# 原文書:
「iPhoneでPythonが出来たら…!」という願望を叶えてくれる、そんなアプリが「Puthonista3」。
本記事では、Pythonista3で出来ることと、その使い方について紹介します。
Contents
Pythonista3とは?
Pythonista3とは、App Storeで入手出来るアプリです。iPhoneやiPadでPythonを実行することができます。
iPhoneでプログラミング出来るアプリというのは数多く存在しますが、実用的な開発まで出来ないのが普通です。
しかしこの驚異的なアプリ「Pythonista3 」は「ちょっとプログラミングをしてみよう」の域を遥かに超えた、プロも使える優れもの。
有名なデベロッパーのジョン・グルーバーさんは次のように言っています。
“Pythonista is a really cool app, but how did it make it into the App Store?”
ジョン・グルーバー
パイソニスタはめっちゃクールなアプリだけど、どうやったらApp Storeに出すことができるんだ?
つまり、Appleの規約に触れてしまうほど万能なアプリだということです。

# 課題:
上にあるPythonista3に関する記事を、一字一句変えずに全文打ち直してください。 これらの記録は、Pythonista3に関する記事とは関係がありません。

[データセットに記載された項目]
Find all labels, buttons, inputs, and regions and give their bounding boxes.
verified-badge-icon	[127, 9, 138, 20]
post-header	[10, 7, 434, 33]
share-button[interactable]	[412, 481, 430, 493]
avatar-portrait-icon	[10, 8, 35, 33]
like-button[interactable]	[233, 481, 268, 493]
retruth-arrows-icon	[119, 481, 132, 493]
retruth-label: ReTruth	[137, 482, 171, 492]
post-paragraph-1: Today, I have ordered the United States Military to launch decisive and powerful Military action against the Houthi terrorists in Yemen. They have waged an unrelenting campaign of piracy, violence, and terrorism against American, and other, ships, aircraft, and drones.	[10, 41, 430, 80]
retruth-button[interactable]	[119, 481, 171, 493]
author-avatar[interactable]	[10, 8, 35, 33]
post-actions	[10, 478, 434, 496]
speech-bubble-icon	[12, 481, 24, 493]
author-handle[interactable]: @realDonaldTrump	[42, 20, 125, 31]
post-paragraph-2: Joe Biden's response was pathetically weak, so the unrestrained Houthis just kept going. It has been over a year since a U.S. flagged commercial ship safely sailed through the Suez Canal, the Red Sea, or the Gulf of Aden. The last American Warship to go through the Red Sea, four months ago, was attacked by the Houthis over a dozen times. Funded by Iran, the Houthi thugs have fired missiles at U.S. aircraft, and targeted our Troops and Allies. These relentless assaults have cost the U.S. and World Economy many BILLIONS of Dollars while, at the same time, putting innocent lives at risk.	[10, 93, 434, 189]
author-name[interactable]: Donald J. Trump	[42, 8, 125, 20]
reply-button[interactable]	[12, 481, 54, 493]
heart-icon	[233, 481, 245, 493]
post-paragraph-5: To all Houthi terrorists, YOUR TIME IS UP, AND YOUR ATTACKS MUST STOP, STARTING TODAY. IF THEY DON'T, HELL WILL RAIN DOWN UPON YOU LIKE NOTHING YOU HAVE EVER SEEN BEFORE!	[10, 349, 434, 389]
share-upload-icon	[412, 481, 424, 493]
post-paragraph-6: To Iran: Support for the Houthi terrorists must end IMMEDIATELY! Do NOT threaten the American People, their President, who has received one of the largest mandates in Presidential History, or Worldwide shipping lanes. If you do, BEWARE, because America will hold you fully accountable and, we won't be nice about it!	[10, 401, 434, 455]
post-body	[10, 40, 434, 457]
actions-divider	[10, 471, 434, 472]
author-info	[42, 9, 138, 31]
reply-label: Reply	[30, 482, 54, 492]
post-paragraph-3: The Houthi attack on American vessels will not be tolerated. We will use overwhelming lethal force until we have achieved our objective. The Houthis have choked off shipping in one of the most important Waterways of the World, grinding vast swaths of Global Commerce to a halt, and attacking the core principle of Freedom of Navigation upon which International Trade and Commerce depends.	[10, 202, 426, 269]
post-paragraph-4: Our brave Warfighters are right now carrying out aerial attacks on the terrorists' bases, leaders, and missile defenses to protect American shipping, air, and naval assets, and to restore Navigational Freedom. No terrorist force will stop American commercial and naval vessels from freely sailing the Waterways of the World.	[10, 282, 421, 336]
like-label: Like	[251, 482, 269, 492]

# 正解:
「iPhoneでPythonが出来たら…!」という願望を叶えてくれる、そんなアプリが「Puthonista3」。
本記事では、Pythonista3で出来ることと、その使い方について紹介します。
Contents
Pythonista3とは?
Pythonista3とは、App Storeで入手出来るアプリです。iPhoneやiPadでPythonを実行することができます。
iPhoneでプログラミング出来るアプリというのは数多く存在しますが、実用的な開発まで出来ないのが普通です。
しかしこの驚異的なアプリ「Pythonista3 」は「ちょっとプログラミングをしてみよう」の域を遥かに超えた、プロも使える優れもの。
有名なデベロッパーのジョン・グルーバーさんは次のように言っています。
“Pythonista is a really cool app, but how did it make it into the App Store?”
ジョン・グルーバー
パイソニスタはめっちゃクールなアプリだけど、どうやったらApp Storeに出すことができるんだ?
つまり、Appleの規約に触れてしまうほど万能なアプリだということです。